▶ **What is expected**: Every line below that holds the string "ALEXIS" should be copied out.

[Extracted records]
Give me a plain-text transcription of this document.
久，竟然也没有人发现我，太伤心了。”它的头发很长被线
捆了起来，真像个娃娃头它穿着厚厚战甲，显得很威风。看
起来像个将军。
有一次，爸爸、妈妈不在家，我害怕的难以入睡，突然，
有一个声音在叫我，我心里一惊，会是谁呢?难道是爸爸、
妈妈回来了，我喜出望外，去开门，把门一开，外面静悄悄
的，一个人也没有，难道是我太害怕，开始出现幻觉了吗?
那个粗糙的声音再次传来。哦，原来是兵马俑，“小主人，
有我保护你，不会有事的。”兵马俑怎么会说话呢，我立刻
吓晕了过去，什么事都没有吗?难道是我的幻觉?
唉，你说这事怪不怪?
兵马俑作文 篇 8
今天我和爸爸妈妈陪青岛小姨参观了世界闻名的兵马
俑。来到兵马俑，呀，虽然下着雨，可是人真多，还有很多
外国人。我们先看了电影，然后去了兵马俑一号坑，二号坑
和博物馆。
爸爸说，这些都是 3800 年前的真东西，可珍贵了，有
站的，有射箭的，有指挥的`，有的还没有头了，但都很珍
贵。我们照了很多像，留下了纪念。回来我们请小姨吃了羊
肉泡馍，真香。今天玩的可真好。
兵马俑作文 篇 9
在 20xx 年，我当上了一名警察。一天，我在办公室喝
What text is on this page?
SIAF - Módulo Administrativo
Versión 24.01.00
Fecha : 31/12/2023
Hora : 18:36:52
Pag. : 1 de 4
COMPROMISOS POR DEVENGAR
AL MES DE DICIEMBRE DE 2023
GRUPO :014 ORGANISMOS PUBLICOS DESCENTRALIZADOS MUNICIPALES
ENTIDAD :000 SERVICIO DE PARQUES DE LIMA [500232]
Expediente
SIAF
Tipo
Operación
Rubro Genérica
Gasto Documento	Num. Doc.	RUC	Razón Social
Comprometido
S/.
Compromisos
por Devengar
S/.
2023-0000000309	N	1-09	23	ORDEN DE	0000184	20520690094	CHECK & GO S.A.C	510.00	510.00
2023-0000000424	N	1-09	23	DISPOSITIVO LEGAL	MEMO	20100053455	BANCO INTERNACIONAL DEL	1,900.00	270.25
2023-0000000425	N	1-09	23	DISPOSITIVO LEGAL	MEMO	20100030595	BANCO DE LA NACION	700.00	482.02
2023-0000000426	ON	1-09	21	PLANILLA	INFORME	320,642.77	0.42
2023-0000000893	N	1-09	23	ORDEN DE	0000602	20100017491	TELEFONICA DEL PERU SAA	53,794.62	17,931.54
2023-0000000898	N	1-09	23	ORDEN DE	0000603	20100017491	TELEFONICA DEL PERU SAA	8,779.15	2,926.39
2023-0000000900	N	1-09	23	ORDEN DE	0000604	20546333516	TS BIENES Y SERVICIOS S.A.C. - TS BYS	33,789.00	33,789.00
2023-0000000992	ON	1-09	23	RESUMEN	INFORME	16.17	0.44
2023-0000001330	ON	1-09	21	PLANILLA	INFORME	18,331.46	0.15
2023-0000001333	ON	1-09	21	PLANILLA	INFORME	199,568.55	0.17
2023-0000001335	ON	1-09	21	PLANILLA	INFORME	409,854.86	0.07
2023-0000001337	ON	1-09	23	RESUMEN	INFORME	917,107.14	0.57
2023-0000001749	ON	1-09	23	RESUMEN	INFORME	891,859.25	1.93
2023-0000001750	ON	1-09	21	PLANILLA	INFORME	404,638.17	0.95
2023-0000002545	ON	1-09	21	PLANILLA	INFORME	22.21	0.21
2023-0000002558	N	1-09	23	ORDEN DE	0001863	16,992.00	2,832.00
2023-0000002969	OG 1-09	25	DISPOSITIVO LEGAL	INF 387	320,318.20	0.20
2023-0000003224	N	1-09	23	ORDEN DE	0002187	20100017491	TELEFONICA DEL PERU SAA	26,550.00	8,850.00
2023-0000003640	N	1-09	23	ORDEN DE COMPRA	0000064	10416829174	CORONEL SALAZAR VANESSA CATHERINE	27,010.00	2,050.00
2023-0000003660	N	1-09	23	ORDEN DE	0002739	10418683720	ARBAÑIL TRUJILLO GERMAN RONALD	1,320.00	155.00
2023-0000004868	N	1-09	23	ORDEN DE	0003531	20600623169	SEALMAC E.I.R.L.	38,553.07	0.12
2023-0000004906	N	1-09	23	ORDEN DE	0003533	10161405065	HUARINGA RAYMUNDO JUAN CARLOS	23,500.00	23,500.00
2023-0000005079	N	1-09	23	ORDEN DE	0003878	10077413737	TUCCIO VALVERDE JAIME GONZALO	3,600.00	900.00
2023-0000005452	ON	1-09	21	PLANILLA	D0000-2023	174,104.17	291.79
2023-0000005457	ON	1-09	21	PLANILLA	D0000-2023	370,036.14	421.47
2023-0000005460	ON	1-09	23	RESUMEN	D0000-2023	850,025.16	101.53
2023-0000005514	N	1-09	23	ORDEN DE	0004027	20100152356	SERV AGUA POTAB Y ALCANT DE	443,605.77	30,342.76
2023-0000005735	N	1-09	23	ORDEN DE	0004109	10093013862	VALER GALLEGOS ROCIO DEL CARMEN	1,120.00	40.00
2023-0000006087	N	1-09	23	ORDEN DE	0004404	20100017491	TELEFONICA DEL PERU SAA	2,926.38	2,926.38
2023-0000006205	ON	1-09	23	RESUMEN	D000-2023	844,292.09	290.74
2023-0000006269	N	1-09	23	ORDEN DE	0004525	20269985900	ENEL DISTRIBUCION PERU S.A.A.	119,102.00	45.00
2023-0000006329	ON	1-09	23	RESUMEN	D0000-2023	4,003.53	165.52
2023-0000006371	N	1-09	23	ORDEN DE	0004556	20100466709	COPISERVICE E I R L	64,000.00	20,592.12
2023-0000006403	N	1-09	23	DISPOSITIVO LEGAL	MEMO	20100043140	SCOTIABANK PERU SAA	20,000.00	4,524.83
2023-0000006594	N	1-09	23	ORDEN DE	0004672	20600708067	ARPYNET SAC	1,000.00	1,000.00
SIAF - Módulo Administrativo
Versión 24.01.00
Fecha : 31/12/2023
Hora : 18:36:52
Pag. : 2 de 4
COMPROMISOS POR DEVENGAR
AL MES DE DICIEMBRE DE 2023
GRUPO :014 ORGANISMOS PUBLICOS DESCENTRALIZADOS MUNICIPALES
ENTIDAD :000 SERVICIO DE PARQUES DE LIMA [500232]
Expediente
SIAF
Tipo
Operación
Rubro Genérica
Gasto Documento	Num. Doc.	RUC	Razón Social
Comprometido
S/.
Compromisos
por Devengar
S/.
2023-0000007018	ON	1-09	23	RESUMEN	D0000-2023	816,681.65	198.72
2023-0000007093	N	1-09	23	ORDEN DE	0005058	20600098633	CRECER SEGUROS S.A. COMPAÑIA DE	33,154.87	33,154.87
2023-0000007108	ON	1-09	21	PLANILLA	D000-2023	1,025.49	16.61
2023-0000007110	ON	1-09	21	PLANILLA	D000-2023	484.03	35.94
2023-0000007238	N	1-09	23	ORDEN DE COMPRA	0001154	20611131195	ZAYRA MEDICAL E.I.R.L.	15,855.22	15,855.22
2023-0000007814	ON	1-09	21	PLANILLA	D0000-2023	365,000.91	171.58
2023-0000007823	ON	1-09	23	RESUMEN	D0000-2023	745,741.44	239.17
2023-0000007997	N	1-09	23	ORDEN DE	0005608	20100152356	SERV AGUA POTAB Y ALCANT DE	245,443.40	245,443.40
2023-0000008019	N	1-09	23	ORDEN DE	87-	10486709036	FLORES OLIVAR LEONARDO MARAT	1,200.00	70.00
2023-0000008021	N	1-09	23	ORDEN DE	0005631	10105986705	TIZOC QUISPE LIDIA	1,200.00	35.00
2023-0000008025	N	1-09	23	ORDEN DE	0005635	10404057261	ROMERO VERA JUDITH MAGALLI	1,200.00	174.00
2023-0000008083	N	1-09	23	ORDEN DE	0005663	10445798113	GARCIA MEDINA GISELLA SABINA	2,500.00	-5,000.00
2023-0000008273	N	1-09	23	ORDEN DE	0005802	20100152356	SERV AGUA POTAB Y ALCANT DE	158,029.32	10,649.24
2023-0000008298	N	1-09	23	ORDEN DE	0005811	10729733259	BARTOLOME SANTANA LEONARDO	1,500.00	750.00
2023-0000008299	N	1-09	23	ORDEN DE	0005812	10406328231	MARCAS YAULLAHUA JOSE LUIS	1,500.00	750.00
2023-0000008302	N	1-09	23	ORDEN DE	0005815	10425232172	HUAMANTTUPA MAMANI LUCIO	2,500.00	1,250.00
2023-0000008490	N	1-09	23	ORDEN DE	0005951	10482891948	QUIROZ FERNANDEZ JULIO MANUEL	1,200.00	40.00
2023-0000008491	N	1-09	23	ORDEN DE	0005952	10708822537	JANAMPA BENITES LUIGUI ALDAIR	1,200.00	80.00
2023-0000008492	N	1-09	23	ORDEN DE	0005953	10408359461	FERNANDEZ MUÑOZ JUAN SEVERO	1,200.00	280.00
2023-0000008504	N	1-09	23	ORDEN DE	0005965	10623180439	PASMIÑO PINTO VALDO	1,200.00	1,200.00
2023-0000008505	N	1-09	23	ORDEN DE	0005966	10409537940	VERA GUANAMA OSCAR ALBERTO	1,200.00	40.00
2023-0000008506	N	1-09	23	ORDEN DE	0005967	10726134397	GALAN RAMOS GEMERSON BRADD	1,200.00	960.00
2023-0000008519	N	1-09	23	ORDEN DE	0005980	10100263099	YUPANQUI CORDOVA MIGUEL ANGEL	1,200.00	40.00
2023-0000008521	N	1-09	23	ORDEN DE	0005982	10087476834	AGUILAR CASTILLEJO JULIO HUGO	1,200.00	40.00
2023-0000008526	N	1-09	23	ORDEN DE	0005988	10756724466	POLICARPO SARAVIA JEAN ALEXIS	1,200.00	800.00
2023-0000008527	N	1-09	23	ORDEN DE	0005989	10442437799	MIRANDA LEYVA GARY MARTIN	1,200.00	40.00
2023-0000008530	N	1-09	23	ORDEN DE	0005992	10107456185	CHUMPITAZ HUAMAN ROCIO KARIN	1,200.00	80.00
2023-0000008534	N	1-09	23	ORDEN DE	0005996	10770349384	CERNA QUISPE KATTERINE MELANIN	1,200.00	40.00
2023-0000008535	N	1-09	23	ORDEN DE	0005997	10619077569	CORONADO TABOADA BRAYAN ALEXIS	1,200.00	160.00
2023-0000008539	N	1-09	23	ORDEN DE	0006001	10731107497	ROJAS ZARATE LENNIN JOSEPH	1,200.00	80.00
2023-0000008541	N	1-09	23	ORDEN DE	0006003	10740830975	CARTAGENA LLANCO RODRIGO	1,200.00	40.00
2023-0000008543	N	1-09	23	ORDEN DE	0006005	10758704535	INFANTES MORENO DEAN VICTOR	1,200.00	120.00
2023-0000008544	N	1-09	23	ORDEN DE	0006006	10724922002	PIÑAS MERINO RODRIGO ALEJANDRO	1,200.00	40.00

▶ **Complete answer**:
2023-0000008526	N	1-09	23	ORDEN DE	0005988	10756724466	POLICARPO SARAVIA JEAN ALEXIS	1,200.00	800.00
2023-0000008535	N	1-09	23	ORDEN DE	0005997	10619077569	CORONADO TABOADA BRAYAN ALEXIS	1,200.00	160.00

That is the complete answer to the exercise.